--- BEGIN EXERCISE MATERIALS ---

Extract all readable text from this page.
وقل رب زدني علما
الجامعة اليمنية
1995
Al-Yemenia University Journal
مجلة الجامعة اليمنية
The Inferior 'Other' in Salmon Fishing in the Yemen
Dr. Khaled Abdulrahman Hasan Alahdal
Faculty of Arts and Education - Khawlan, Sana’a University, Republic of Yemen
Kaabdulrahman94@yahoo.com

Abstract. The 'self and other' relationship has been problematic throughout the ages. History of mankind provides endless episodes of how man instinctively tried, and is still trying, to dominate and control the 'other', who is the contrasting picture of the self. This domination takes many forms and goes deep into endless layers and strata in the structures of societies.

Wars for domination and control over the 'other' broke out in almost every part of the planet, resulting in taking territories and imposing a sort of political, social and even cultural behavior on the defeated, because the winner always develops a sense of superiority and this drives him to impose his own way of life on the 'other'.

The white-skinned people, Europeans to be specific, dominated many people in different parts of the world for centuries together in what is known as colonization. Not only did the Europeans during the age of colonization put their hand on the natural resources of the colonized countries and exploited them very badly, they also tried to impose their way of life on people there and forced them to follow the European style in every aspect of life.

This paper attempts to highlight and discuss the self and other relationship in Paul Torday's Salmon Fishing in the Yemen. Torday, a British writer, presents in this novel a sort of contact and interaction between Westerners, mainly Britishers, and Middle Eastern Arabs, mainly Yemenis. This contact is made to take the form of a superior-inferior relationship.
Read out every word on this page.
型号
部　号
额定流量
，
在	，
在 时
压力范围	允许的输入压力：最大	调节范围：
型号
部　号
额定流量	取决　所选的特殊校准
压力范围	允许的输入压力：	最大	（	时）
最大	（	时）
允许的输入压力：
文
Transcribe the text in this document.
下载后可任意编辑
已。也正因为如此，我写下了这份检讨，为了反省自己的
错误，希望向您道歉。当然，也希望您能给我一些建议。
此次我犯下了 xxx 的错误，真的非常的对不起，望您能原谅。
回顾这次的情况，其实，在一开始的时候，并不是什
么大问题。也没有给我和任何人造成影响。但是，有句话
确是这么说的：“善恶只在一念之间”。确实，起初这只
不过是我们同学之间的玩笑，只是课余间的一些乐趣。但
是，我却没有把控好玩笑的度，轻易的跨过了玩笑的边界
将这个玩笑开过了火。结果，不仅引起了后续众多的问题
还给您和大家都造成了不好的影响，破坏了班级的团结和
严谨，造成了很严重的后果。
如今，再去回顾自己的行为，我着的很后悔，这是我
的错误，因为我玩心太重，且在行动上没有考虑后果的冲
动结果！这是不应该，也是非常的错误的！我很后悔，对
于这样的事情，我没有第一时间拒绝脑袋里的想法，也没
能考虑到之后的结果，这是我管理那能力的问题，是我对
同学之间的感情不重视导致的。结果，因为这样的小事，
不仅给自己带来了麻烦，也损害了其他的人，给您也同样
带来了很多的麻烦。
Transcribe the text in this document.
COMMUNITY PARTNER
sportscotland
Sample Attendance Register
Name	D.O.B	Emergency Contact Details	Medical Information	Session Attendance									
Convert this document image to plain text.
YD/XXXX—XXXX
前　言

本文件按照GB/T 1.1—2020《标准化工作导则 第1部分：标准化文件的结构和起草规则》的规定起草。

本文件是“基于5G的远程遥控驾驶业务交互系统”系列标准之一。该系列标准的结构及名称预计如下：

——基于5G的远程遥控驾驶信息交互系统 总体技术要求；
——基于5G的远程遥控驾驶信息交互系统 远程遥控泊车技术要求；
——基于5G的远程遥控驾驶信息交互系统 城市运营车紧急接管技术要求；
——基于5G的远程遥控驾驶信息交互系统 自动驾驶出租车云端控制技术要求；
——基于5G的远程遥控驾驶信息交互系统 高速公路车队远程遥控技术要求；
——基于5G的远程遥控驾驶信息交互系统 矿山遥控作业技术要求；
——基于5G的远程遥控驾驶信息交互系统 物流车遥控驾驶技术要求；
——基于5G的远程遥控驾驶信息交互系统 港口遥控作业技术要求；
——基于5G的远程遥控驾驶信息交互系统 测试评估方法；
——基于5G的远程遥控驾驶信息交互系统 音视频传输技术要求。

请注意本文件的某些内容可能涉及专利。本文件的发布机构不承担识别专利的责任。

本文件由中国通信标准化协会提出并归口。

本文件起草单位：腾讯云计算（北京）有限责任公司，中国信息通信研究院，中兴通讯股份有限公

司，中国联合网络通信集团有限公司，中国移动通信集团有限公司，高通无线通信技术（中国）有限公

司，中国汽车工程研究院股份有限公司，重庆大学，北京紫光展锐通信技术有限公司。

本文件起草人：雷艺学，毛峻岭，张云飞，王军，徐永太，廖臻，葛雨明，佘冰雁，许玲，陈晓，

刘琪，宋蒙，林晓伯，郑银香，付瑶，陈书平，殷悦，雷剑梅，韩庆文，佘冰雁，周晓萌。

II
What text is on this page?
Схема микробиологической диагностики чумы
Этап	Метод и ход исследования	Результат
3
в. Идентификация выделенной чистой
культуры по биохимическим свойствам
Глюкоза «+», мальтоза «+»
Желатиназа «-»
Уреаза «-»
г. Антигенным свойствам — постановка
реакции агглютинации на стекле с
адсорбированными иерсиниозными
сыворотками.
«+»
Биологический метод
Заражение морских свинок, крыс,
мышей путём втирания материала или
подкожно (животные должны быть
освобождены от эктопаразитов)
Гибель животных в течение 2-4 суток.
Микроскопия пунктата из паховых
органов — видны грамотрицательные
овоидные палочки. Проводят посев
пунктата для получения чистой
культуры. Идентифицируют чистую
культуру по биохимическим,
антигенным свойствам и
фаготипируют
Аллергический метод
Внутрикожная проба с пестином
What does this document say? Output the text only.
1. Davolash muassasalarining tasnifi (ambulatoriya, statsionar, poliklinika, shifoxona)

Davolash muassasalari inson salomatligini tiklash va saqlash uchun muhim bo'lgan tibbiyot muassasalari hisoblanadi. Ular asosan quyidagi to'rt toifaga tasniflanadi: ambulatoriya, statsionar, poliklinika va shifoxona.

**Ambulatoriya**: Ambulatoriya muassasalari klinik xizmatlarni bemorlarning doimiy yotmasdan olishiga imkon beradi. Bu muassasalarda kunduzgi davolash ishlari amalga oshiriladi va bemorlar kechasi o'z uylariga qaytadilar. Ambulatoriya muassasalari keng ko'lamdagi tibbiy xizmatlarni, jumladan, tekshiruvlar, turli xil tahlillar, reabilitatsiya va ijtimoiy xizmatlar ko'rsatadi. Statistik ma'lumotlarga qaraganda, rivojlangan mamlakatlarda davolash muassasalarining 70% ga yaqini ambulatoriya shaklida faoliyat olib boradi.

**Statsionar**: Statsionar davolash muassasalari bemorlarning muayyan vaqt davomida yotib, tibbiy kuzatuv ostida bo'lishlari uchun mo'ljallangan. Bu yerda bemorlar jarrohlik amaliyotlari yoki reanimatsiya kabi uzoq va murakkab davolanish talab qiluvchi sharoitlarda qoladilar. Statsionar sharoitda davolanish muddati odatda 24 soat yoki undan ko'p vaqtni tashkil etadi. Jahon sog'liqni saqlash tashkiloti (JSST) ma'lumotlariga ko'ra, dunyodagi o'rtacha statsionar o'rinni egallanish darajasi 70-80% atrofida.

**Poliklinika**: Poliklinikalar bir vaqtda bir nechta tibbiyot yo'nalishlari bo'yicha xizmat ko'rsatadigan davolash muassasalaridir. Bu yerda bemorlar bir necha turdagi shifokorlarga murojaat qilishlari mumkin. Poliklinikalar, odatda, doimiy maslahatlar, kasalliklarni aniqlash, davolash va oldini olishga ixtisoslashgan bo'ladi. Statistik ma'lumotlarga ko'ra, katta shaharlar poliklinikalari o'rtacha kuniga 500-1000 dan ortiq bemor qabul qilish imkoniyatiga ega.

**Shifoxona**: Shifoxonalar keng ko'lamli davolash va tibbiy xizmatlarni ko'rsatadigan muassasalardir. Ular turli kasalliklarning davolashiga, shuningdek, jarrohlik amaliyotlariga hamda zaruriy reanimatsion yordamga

--- END EXERCISE MATERIALS ---

Locate the lines above that hold the word "self". Show every one of them.

Abstract. The 'self and other' relationship has been problematic throughout the ages. History of mankind provides endless episodes of how man instinctively tried, and is still trying, to dominate and control the 'other', who is the contrasting picture of the self. This domination takes many forms and goes deep into endless layers and strata in the structures of societies.
This paper attempts to highlight and discuss the self and other relationship in Paul Torday's Salmon Fishing in the Yemen. Torday, a British writer, presents in this novel a sort of contact and interaction between Westerners, mainly Britishers, and Middle Eastern Arabs, mainly Yemenis. This contact is made to take the form of a superior-inferior relationship.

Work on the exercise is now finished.